[Entries with figure data]
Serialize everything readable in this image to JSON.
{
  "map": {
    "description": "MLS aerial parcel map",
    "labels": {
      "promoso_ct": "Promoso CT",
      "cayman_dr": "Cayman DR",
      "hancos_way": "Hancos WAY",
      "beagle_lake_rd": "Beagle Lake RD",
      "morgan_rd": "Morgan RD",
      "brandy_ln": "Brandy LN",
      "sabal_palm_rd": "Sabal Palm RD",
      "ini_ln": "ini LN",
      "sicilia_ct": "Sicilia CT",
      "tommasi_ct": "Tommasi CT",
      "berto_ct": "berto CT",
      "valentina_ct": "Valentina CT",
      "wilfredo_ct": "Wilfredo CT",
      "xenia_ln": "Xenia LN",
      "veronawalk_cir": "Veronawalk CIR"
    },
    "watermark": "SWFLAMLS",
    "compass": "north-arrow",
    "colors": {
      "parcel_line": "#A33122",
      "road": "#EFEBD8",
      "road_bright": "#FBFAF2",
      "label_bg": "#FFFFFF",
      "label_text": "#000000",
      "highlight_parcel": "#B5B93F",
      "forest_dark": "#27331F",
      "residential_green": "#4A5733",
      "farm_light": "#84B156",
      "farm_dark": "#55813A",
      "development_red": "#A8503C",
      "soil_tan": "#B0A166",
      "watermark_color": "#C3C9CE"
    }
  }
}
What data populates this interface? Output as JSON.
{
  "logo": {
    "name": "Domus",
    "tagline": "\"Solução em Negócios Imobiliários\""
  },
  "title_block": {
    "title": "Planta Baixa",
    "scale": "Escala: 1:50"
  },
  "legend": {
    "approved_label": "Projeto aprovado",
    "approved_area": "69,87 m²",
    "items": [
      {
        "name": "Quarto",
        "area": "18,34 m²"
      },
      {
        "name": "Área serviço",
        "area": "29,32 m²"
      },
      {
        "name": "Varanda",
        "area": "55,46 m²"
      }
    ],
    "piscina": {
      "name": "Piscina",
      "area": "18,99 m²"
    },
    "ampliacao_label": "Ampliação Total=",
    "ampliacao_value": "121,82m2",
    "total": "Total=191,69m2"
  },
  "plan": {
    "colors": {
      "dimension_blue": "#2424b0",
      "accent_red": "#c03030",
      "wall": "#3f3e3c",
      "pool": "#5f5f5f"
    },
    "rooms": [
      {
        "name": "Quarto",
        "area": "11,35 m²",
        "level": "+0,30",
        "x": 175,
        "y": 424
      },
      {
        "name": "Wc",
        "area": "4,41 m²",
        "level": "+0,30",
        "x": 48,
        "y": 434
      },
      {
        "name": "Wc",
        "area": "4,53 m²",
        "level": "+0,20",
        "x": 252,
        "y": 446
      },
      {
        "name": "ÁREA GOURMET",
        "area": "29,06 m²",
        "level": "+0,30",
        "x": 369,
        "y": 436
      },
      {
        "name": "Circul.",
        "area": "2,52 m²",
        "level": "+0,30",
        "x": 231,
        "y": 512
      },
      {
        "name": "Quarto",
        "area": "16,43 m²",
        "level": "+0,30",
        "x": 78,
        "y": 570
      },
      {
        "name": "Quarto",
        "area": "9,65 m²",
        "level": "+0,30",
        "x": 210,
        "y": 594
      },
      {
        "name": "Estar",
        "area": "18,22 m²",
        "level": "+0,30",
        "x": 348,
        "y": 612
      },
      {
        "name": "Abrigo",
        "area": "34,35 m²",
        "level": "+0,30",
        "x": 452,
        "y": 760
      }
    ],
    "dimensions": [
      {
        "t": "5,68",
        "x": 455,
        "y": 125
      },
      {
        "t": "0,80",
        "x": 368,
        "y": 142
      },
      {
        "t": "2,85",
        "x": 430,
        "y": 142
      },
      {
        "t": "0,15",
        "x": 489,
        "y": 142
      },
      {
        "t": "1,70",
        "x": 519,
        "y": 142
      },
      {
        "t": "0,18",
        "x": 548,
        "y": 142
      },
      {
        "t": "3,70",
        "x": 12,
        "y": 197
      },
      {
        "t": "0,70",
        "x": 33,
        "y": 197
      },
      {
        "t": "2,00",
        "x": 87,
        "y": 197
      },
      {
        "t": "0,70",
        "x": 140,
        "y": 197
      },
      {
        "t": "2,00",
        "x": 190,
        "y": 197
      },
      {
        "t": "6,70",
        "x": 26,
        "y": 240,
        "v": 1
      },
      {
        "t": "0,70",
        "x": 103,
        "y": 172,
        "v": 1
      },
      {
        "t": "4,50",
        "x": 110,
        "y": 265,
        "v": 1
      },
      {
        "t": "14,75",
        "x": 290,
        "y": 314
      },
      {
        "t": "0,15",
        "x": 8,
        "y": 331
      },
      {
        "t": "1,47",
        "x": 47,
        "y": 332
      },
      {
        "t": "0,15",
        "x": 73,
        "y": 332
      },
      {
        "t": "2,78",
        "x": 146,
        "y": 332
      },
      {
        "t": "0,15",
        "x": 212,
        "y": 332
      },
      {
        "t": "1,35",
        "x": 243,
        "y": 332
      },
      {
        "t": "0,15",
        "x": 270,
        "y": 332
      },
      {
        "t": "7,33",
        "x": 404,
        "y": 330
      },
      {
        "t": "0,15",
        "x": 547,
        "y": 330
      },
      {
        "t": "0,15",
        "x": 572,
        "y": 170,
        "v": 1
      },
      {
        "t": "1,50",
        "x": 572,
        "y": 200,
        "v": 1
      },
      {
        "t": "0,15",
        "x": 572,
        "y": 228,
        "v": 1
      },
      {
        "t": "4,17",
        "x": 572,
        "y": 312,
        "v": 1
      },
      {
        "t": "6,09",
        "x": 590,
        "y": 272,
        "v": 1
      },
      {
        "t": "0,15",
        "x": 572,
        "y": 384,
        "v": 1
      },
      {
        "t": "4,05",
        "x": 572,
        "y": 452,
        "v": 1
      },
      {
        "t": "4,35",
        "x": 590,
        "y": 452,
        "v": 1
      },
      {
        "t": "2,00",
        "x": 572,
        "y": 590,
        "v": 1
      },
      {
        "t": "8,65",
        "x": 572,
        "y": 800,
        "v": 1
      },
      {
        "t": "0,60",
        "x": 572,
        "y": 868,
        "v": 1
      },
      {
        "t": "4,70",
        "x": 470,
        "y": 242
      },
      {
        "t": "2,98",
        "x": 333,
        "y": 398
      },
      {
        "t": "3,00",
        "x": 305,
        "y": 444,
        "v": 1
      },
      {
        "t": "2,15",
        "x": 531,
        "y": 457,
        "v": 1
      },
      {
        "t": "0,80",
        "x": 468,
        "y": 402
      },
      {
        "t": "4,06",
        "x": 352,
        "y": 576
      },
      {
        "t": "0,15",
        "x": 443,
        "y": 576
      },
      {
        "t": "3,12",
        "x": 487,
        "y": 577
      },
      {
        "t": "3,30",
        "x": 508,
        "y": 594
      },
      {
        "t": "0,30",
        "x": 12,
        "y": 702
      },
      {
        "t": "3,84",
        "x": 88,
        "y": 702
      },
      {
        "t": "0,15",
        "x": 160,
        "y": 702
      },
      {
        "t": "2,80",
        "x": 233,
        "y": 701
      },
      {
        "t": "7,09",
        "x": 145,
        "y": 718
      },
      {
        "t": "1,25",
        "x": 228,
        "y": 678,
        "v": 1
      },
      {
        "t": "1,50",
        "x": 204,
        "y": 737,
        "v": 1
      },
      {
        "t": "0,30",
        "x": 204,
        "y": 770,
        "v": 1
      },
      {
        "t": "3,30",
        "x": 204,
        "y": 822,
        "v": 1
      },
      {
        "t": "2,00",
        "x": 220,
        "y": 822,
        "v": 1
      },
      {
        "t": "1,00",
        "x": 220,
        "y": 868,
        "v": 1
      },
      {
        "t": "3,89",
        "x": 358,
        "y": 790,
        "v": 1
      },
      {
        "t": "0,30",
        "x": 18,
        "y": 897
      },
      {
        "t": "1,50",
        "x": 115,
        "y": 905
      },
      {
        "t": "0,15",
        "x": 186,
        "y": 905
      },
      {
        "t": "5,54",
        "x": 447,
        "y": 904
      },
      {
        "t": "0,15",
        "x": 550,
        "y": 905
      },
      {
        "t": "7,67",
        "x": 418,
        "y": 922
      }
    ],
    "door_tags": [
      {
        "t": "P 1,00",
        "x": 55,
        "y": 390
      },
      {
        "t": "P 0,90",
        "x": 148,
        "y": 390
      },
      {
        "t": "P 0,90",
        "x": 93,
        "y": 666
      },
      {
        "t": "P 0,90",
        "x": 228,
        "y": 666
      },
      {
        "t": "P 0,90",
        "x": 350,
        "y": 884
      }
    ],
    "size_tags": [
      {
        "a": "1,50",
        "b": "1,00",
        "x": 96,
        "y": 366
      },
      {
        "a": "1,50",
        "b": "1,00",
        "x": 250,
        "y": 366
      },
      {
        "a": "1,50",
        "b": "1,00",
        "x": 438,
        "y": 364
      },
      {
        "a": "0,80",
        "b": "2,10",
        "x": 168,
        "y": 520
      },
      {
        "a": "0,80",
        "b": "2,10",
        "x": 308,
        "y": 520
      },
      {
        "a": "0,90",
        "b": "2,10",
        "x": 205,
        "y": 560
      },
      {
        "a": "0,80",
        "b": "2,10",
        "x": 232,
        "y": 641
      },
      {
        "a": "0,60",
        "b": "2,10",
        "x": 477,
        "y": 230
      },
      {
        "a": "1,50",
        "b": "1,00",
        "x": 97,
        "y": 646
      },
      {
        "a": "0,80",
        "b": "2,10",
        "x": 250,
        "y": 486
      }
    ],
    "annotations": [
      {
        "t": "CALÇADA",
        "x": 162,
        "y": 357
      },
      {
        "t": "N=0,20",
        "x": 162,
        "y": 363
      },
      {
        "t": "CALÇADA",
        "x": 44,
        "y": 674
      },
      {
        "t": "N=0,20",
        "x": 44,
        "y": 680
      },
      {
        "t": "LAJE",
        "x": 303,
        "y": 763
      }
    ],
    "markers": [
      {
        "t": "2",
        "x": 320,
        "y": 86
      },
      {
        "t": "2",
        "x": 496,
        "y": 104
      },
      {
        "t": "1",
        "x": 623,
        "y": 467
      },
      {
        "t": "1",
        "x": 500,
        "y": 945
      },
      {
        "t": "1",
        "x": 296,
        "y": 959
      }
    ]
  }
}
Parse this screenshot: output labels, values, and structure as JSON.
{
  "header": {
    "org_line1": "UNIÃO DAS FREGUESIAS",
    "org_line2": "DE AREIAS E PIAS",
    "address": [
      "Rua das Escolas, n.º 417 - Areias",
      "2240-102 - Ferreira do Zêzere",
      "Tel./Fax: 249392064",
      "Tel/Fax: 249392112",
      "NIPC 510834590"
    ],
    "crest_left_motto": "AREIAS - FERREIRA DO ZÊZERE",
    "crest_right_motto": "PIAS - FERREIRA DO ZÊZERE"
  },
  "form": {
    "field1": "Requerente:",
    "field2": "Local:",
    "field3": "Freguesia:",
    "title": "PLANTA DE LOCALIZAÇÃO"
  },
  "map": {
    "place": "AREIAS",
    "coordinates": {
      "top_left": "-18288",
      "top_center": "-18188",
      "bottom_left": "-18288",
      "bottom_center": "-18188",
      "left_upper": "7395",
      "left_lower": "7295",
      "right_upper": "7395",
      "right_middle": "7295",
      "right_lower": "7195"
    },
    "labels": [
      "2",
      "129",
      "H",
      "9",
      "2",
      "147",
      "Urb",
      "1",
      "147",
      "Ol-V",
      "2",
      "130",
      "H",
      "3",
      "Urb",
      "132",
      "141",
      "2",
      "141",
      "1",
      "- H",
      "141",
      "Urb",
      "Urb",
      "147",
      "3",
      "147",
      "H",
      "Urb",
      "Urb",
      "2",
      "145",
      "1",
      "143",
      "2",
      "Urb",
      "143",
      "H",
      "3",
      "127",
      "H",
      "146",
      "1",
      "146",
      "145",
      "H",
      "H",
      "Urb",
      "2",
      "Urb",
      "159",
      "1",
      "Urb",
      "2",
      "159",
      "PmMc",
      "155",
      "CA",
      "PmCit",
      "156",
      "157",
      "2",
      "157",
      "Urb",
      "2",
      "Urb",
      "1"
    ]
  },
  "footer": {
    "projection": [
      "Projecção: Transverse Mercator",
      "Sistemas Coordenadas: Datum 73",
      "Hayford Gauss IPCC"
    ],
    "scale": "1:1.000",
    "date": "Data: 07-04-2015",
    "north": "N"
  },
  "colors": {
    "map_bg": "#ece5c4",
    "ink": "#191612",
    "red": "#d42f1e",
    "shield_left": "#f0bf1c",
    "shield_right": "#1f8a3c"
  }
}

§ **WORK TO BE COMPLETED**
Give exactly the lines from the one with "Parse this screenshot: output" to the end of the entries, nothing before them.

§ **EXPECTED OUTPUT**
Parse this screenshot: output labels, values, and structure as JSON.
{
  "header": {
    "org_line1": "UNIÃO DAS FREGUESIAS",
    "org_line2": "DE AREIAS E PIAS",
    "address": [
      "Rua das Escolas, n.º 417 - Areias",
      "2240-102 - Ferreira do Zêzere",
      "Tel./Fax: 249392064",
      "Tel/Fax: 249392112",
      "NIPC 510834590"
    ],
    "crest_left_motto": "AREIAS - FERREIRA DO ZÊZERE",
    "crest_right_motto": "PIAS - FERREIRA DO ZÊZERE"
  },
  "form": {
    "field1": "Requerente:",
    "field2": "Local:",
    "field3": "Freguesia:",
    "title": "PLANTA DE LOCALIZAÇÃO"
  },
  "map": {
    "place": "AREIAS",
    "coordinates": {
      "top_left": "-18288",
      "top_center": "-18188",
      "bottom_left": "-18288",
      "bottom_center": "-18188",
      "left_upper": "7395",
      "left_lower": "7295",
      "right_upper": "7395",
      "right_middle": "7295",
      "right_lower": "7195"
    },
    "labels": [
      "2",
      "129",
      "H",
      "9",
      "2",
      "147",
      "Urb",
      "1",
      "147",
      "Ol-V",
      "2",
      "130",
      "H",
      "3",
      "Urb",
      "132",
      "141",
      "2",
      "141",
      "1",
      "- H",
      "141",
      "Urb",
      "Urb",
      "147",
      "3",
      "147",
      "H",
      "Urb",
      "Urb",
      "2",
      "145",
      "1",
      "143",
      "2",
      "Urb",
      "143",
      "H",
      "3",
      "127",
      "H",
      "146",
      "1",
      "146",
      "145",
      "H",
      "H",
      "Urb",
      "2",
      "Urb",
      "159",
      "1",
      "Urb",
      "2",
      "159",
      "PmMc",
      "155",
      "CA",
      "PmCit",
      "156",
      "157",
      "2",
      "157",
      "Urb",
      "2",
      "Urb",
      "1"
    ]
  },
  "footer": {
    "projection": [
      "Projecção: Transverse Mercator",
      "Sistemas Coordenadas: Datum 73",
      "Hayford Gauss IPCC"
    ],
    "scale": "1:1.000",
    "date": "Data: 07-04-2015",
    "north": "N"
  },
  "colors": {
    "map_bg": "#ece5c4",
    "ink": "#191612",
    "red": "#d42f1e",
    "shield_left": "#f0bf1c",
    "shield_right": "#1f8a3c"
  }
}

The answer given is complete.